-- start DATA ROWS --

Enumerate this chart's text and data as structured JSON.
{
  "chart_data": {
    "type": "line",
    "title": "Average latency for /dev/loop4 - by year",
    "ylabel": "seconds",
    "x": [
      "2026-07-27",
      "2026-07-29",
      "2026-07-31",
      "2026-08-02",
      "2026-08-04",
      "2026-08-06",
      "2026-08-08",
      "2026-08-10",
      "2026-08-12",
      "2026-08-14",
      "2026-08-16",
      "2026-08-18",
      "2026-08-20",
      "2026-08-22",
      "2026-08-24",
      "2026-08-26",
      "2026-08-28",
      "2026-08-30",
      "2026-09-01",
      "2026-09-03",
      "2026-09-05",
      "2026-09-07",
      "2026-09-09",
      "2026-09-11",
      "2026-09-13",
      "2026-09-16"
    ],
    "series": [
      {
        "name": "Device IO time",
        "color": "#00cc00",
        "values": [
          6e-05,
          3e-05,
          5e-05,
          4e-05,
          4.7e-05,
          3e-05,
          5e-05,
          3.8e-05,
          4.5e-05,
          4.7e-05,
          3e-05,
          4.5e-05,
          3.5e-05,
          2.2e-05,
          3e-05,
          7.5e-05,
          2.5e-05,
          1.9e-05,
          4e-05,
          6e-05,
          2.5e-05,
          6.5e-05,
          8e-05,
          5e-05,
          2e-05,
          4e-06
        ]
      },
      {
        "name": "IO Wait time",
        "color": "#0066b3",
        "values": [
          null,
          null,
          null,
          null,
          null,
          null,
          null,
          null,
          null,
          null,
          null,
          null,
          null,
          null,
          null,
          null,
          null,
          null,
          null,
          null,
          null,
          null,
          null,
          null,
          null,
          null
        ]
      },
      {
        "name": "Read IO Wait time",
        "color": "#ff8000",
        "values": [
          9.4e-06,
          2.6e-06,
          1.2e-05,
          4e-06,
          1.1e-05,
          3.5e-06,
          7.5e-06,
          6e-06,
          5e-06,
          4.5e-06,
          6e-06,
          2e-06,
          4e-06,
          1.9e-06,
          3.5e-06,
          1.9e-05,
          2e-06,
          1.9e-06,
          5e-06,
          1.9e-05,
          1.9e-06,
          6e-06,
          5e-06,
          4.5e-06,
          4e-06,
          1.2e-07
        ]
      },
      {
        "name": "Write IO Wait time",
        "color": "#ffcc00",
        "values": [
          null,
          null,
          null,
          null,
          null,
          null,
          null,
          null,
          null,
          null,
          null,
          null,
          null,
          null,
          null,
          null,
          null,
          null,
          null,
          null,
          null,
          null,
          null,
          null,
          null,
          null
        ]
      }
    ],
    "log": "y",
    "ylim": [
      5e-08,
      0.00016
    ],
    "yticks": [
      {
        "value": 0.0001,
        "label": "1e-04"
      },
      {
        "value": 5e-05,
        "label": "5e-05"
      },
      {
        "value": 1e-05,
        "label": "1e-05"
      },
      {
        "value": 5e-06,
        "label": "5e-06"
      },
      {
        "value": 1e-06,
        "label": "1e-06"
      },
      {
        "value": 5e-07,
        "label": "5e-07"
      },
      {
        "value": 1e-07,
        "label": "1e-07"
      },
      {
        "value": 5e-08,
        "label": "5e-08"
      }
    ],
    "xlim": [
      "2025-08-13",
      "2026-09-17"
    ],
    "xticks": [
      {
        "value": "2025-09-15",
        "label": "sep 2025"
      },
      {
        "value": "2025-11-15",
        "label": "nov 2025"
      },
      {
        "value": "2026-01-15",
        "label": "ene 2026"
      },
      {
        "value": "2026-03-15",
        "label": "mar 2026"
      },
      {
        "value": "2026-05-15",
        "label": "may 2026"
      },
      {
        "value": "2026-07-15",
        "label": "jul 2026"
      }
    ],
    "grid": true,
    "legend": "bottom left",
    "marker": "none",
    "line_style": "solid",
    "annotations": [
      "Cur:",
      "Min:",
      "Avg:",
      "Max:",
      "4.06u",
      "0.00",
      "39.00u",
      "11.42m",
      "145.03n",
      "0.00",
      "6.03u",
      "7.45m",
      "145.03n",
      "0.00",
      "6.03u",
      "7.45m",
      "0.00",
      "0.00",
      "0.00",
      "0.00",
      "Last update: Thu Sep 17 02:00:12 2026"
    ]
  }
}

-- end DATA ROWS --

### DESCRIPTION OF THE TASK
Each of the records should be retyped exactly.

### ANSWER IN FULL
Enumerate this chart's text and data as structured JSON.
{
  "chart_data": {
    "type": "line",
    "title": "Average latency for /dev/loop4 - by year",
    "ylabel": "seconds",
    "x": [
      "2026-07-27",
      "2026-07-29",
      "2026-07-31",
      "2026-08-02",
      "2026-08-04",
      "2026-08-06",
      "2026-08-08",
      "2026-08-10",
      "2026-08-12",
      "2026-08-14",
      "2026-08-16",
      "2026-08-18",
      "2026-08-20",
      "2026-08-22",
      "2026-08-24",
      "2026-08-26",
      "2026-08-28",
      "2026-08-30",
      "2026-09-01",
      "2026-09-03",
      "2026-09-05",
      "2026-09-07",
      "2026-09-09",
      "2026-09-11",
      "2026-09-13",
      "2026-09-16"
    ],
    "series": [
      {
        "name": "Device IO time",
        "color": "#00cc00",
        "values": [
          6e-05,
          3e-05,
          5e-05,
          4e-05,
          4.7e-05,
          3e-05,
          5e-05,
          3.8e-05,
          4.5e-05,
          4.7e-05,
          3e-05,
          4.5e-05,
          3.5e-05,
          2.2e-05,
          3e-05,
          7.5e-05,
          2.5e-05,
          1.9e-05,
          4e-05,
          6e-05,
          2.5e-05,
          6.5e-05,
          8e-05,
          5e-05,
          2e-05,
          4e-06
        ]
      },
      {
        "name": "IO Wait time",
        "color": "#0066b3",
        "values": [
          null,
          null,
          null,
          null,
          null,
          null,
          null,
          null,
          null,
          null,
          null,
          null,
          null,
          null,
          null,
          null,
          null,
          null,
          null,
          null,
          null,
          null,
          null,
          null,
          null,
          null
        ]
      },
      {
        "name": "Read IO Wait time",
        "color": "#ff8000",
        "values": [
          9.4e-06,
          2.6e-06,
          1.2e-05,
          4e-06,
          1.1e-05,
          3.5e-06,
          7.5e-06,
          6e-06,
          5e-06,
          4.5e-06,
          6e-06,
          2e-06,
          4e-06,
          1.9e-06,
          3.5e-06,
          1.9e-05,
          2e-06,
          1.9e-06,
          5e-06,
          1.9e-05,
          1.9e-06,
          6e-06,
          5e-06,
          4.5e-06,
          4e-06,
          1.2e-07
        ]
      },
      {
        "name": "Write IO Wait time",
        "color": "#ffcc00",
        "values": [
          null,
          null,
          null,
          null,
          null,
          null,
          null,
          null,
          null,
          null,
          null,
          null,
          null,
          null,
          null,
          null,
          null,
          null,
          null,
          null,
          null,
          null,
          null,
          null,
          null,
          null
        ]
      }
    ],
    "log": "y",
    "ylim": [
      5e-08,
      0.00016
    ],
    "yticks": [
      {
        "value": 0.0001,
        "label": "1e-04"
      },
      {
        "value": 5e-05,
        "label": "5e-05"
      },
      {
        "value": 1e-05,
        "label": "1e-05"
      },
      {
        "value": 5e-06,
        "label": "5e-06"
      },
      {
        "value": 1e-06,
        "label": "1e-06"
      },
      {
        "value": 5e-07,
        "label": "5e-07"
      },
      {
        "value": 1e-07,
        "label": "1e-07"
      },
      {
        "value": 5e-08,
        "label": "5e-08"
      }
    ],
    "xlim": [
      "2025-08-13",
      "2026-09-17"
    ],
    "xticks": [
      {
        "value": "2025-09-15",
        "label": "sep 2025"
      },
      {
        "value": "2025-11-15",
        "label": "nov 2025"
      },
      {
        "value": "2026-01-15",
        "label": "ene 2026"
      },
      {
        "value": "2026-03-15",
        "label": "mar 2026"
      },
      {
        "value": "2026-05-15",
        "label": "may 2026"
      },
      {
        "value": "2026-07-15",
        "label": "jul 2026"
      }
    ],
    "grid": true,
    "legend": "bottom left",
    "marker": "none",
    "line_style": "solid",
    "annotations": [
      "Cur:",
      "Min:",
      "Avg:",
      "Max:",
      "4.06u",
      "0.00",
      "39.00u",
      "11.42m",
      "145.03n",
      "0.00",
      "6.03u",
      "7.45m",
      "145.03n",
      "0.00",
      "6.03u",
      "7.45m",
      "0.00",
      "0.00",
      "0.00",
      "0.00",
      "Last update: Thu Sep 17 02:00:12 2026"
    ]
  }
}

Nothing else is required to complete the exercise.